-------- DATA FOR THE TASK --------
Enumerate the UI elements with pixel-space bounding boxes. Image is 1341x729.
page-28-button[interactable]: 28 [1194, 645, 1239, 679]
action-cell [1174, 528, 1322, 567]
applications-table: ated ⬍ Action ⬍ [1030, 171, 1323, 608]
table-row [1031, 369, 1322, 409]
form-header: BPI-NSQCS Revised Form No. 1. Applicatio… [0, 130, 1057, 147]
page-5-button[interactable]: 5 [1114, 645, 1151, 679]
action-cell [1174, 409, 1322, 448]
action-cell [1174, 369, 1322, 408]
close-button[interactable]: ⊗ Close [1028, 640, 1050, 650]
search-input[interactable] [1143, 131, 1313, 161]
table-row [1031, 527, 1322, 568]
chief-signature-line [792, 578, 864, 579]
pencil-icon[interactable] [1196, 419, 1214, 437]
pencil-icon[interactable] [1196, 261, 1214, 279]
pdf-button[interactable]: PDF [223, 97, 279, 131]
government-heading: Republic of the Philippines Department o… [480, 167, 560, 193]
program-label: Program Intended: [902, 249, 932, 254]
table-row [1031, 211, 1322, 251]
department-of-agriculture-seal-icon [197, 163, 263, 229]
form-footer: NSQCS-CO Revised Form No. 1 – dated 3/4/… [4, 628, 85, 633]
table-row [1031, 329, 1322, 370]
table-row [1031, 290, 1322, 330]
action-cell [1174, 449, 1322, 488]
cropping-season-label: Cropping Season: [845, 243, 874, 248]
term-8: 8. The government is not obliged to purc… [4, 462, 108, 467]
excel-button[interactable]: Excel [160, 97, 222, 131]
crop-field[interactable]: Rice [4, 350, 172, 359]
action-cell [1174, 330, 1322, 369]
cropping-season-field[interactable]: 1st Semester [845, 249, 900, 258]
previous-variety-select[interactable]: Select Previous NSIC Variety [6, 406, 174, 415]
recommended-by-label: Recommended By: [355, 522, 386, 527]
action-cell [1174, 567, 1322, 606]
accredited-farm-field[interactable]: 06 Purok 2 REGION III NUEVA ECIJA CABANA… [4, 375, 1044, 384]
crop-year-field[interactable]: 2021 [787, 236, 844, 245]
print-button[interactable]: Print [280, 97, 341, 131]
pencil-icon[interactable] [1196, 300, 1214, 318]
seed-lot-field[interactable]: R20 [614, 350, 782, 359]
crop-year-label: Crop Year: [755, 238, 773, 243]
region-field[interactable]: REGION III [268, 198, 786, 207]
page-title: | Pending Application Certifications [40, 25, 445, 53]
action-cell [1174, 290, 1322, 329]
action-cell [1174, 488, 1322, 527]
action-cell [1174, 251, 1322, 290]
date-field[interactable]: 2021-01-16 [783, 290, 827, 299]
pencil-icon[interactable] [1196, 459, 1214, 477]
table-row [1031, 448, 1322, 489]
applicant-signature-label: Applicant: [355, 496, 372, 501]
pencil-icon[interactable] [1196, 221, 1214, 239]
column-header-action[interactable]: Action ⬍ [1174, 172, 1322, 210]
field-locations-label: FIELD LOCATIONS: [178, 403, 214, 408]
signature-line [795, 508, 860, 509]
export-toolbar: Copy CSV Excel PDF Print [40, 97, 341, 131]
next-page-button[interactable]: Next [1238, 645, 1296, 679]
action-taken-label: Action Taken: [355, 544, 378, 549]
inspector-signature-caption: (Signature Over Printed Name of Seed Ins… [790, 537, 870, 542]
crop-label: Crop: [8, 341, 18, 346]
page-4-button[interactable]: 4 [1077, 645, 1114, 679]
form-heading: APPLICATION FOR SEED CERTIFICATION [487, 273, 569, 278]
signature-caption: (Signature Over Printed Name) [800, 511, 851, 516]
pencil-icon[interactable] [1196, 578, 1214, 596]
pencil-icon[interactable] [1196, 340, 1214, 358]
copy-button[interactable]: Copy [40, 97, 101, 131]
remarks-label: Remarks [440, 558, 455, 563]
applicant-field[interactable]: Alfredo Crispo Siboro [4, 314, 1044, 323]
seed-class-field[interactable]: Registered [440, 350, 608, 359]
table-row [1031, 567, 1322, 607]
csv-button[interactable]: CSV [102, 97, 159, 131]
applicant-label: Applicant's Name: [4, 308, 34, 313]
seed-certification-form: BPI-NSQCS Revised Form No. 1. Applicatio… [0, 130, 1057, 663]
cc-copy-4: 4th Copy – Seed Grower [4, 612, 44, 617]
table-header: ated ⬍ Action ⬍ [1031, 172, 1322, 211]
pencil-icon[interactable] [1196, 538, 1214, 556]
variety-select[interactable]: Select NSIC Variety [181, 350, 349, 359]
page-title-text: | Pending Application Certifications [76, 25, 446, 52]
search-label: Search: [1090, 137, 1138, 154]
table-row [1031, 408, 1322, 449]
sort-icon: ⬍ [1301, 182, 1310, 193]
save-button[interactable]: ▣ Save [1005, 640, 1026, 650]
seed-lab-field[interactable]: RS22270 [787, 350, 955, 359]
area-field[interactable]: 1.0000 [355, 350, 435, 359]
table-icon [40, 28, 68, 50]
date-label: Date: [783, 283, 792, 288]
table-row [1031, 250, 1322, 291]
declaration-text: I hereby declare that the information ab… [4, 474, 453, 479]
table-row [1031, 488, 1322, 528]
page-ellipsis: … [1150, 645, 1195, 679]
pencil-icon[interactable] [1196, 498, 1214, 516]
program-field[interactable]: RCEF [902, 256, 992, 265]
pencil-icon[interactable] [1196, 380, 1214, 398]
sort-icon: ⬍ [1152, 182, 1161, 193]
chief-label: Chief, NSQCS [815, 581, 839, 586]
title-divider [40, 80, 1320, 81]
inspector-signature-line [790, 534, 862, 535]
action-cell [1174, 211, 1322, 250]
--------
> [YOUR TASK]
Copy out the material above word for word, keeping every line unchanged.

> [SOLUTION TO THE EXERCISE]
Enumerate the UI elements with pixel-space bounding boxes. Image is 1341x729.
page-28-button[interactable]: 28 [1194, 645, 1239, 679]
action-cell [1174, 528, 1322, 567]
applications-table: ated ⬍ Action ⬍ [1030, 171, 1323, 608]
table-row [1031, 369, 1322, 409]
form-header: BPI-NSQCS Revised Form No. 1. Applicatio… [0, 130, 1057, 147]
page-5-button[interactable]: 5 [1114, 645, 1151, 679]
action-cell [1174, 409, 1322, 448]
action-cell [1174, 369, 1322, 408]
close-button[interactable]: ⊗ Close [1028, 640, 1050, 650]
search-input[interactable] [1143, 131, 1313, 161]
table-row [1031, 527, 1322, 568]
chief-signature-line [792, 578, 864, 579]
pencil-icon[interactable] [1196, 419, 1214, 437]
pencil-icon[interactable] [1196, 261, 1214, 279]
pdf-button[interactable]: PDF [223, 97, 279, 131]
government-heading: Republic of the Philippines Department o… [480, 167, 560, 193]
program-label: Program Intended: [902, 249, 932, 254]
table-row [1031, 211, 1322, 251]
department-of-agriculture-seal-icon [197, 163, 263, 229]
form-footer: NSQCS-CO Revised Form No. 1 – dated 3/4/… [4, 628, 85, 633]
table-row [1031, 329, 1322, 370]
table-row [1031, 290, 1322, 330]
action-cell [1174, 449, 1322, 488]
cropping-season-label: Cropping Season: [845, 243, 874, 248]
term-8: 8. The government is not obliged to purc… [4, 462, 108, 467]
excel-button[interactable]: Excel [160, 97, 222, 131]
crop-field[interactable]: Rice [4, 350, 172, 359]
action-cell [1174, 330, 1322, 369]
cropping-season-field[interactable]: 1st Semester [845, 249, 900, 258]
previous-variety-select[interactable]: Select Previous NSIC Variety [6, 406, 174, 415]
recommended-by-label: Recommended By: [355, 522, 386, 527]
action-cell [1174, 567, 1322, 606]
accredited-farm-field[interactable]: 06 Purok 2 REGION III NUEVA ECIJA CABANA… [4, 375, 1044, 384]
crop-year-field[interactable]: 2021 [787, 236, 844, 245]
print-button[interactable]: Print [280, 97, 341, 131]
pencil-icon[interactable] [1196, 300, 1214, 318]
seed-lot-field[interactable]: R20 [614, 350, 782, 359]
crop-year-label: Crop Year: [755, 238, 773, 243]
region-field[interactable]: REGION III [268, 198, 786, 207]
page-title: | Pending Application Certifications [40, 25, 445, 53]
action-cell [1174, 290, 1322, 329]
action-cell [1174, 488, 1322, 527]
action-cell [1174, 251, 1322, 290]
date-field[interactable]: 2021-01-16 [783, 290, 827, 299]
pencil-icon[interactable] [1196, 459, 1214, 477]
table-row [1031, 448, 1322, 489]
applicant-signature-label: Applicant: [355, 496, 372, 501]
pencil-icon[interactable] [1196, 221, 1214, 239]
column-header-action[interactable]: Action ⬍ [1174, 172, 1322, 210]
field-locations-label: FIELD LOCATIONS: [178, 403, 214, 408]
signature-line [795, 508, 860, 509]
export-toolbar: Copy CSV Excel PDF Print [40, 97, 341, 131]
next-page-button[interactable]: Next [1238, 645, 1296, 679]
action-taken-label: Action Taken: [355, 544, 378, 549]
inspector-signature-caption: (Signature Over Printed Name of Seed Ins… [790, 537, 870, 542]
crop-label: Crop: [8, 341, 18, 346]
page-4-button[interactable]: 4 [1077, 645, 1114, 679]
form-heading: APPLICATION FOR SEED CERTIFICATION [487, 273, 569, 278]
signature-caption: (Signature Over Printed Name) [800, 511, 851, 516]
pencil-icon[interactable] [1196, 578, 1214, 596]
pencil-icon[interactable] [1196, 340, 1214, 358]
copy-button[interactable]: Copy [40, 97, 101, 131]
remarks-label: Remarks [440, 558, 455, 563]
applicant-field[interactable]: Alfredo Crispo Siboro [4, 314, 1044, 323]
seed-class-field[interactable]: Registered [440, 350, 608, 359]
table-row [1031, 567, 1322, 607]
csv-button[interactable]: CSV [102, 97, 159, 131]
applicant-label: Applicant's Name: [4, 308, 34, 313]
seed-certification-form: BPI-NSQCS Revised Form No. 1. Applicatio… [0, 130, 1057, 663]
cc-copy-4: 4th Copy – Seed Grower [4, 612, 44, 617]
table-header: ated ⬍ Action ⬍ [1031, 172, 1322, 211]
pencil-icon[interactable] [1196, 538, 1214, 556]
variety-select[interactable]: Select NSIC Variety [181, 350, 349, 359]
page-title-text: | Pending Application Certifications [76, 25, 446, 52]
search-label: Search: [1090, 137, 1138, 154]
table-row [1031, 408, 1322, 449]
sort-icon: ⬍ [1301, 182, 1310, 193]
save-button[interactable]: ▣ Save [1005, 640, 1026, 650]
seed-lab-field[interactable]: RS22270 [787, 350, 955, 359]
area-field[interactable]: 1.0000 [355, 350, 435, 359]
table-icon [40, 28, 68, 50]
date-label: Date: [783, 283, 792, 288]
table-row [1031, 250, 1322, 291]
declaration-text: I hereby declare that the information ab… [4, 474, 453, 479]
table-row [1031, 488, 1322, 528]
page-ellipsis: … [1150, 645, 1195, 679]
pencil-icon[interactable] [1196, 498, 1214, 516]
program-field[interactable]: RCEF [902, 256, 992, 265]
pencil-icon[interactable] [1196, 380, 1214, 398]
sort-icon: ⬍ [1152, 182, 1161, 193]
chief-label: Chief, NSQCS [815, 581, 839, 586]
title-divider [40, 80, 1320, 81]
inspector-signature-line [790, 534, 862, 535]
action-cell [1174, 211, 1322, 250]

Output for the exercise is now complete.